§ WRITTEN EXERCISE 1
In the essay about the last day of high school, what did the school bring out because it knew students would be emptying their lockers?
§ WRITTEN EXERCISE 2
Continue the essay about the last day of high school from its final sentence.

The 3 things I (eventually) learned on the last day of school

Back in high school, the last day of school was always a thrilling day! Especially after the last period: everyone would be emptying their lockers and throwing away all their stuff before heading home for the summer. What commotion, what fun!! All you could see and hear were notebooks, dictées, and month-old assignments flying into the garbage. (Knowing this would happen, the school would bring out extra garbage bins, to act as recycling bins.) OK, maybe they still kept some of it, but the vast majority of it was gone, gone, gone by the end of the day.

I remember looking at this with a puzzled look on my face, but only now do I realize why I was troubled by this scene way back then.

You see, this type of scene is remarkable, because it speaks to at least 3 things:

1) How students in high school view schooling. Students are so excited to just get out of school. When it’s time to come back to school, students usually have “mixed feelings” about it. Their main reason for wanting to go back is to “meet up with my friends,” not the schooling itself.

I say, this should be the other way around. School should be so intrinsically motivating that going to school is a pleasure, not getting out of it.

§ INFORMATION SUPPLIED
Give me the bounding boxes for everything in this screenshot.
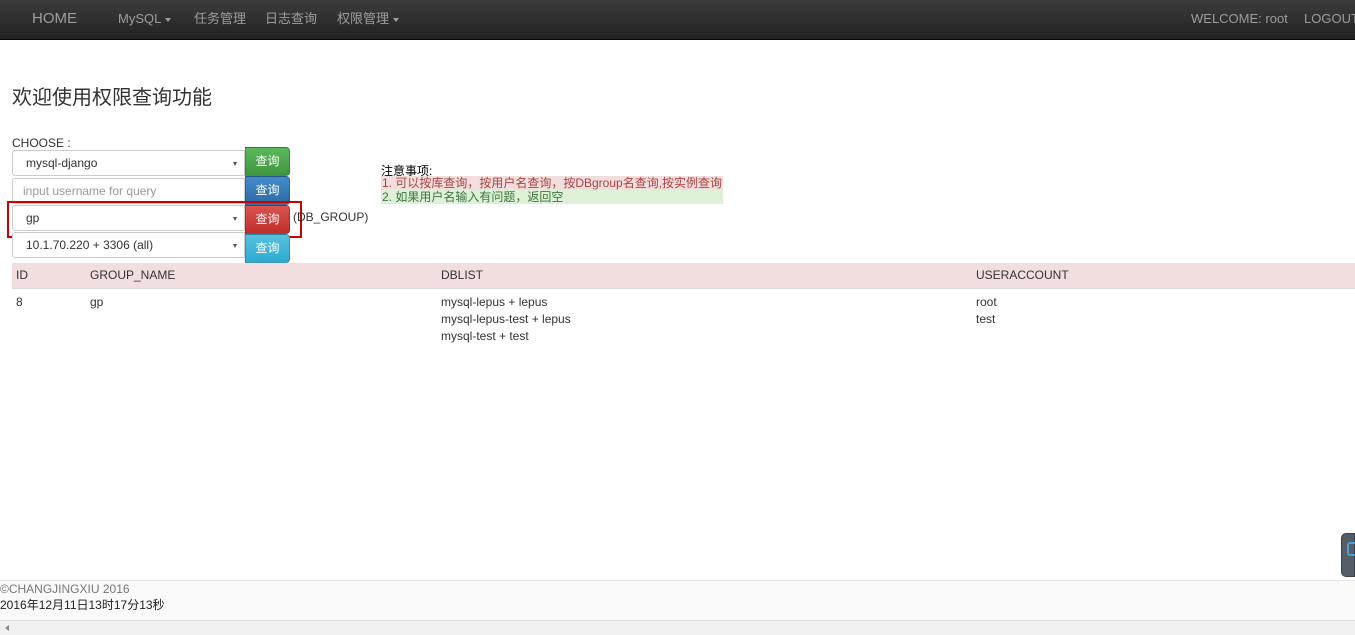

§ REPLY 1
Extra garbage bins, to act as recycling bins.

§ REPLY 2
EVERYBODY HAS AN INTEREST IN LEARNING

It is my belief that humans, by their very nature, love to learn new things. As self-determination theorists would put it, we have inherent growth tendencies. And as Mrs. Gaga would say, we were born this way. We love to learn, as much as we love to love, and we love to have fun. While we may differ in what we are interested in, I’m going to go out on a limb and say that every human being has at least something they’re interested in learning about. Even if it means playing video games all day, or watching Antiques Roadshow. So why aren’t our schools tapping into that? Why are they making it so that sitting in class and doing homework often so unpleasent, so boring, so externally motivating?

2) How the students view their schoolwork. Student spend hours upon hours working on projects and assignments, but at the end of the day, this scene shows how students don’t really care about what they produced. Could this be because they did all this work out of coercion? Because they did it just to get a good grade, and not out of a pure interest in the subject material?

This shows how our school work is treated as a means to an end, rather than an end in and of itself. Possibly, even for the teachers themselves. They, too, focus much of their attention on using work as a measuring stick for grading. This, too, motivates much of their behaviour. And they too, shred old tests and assignments within months of the end of the school year.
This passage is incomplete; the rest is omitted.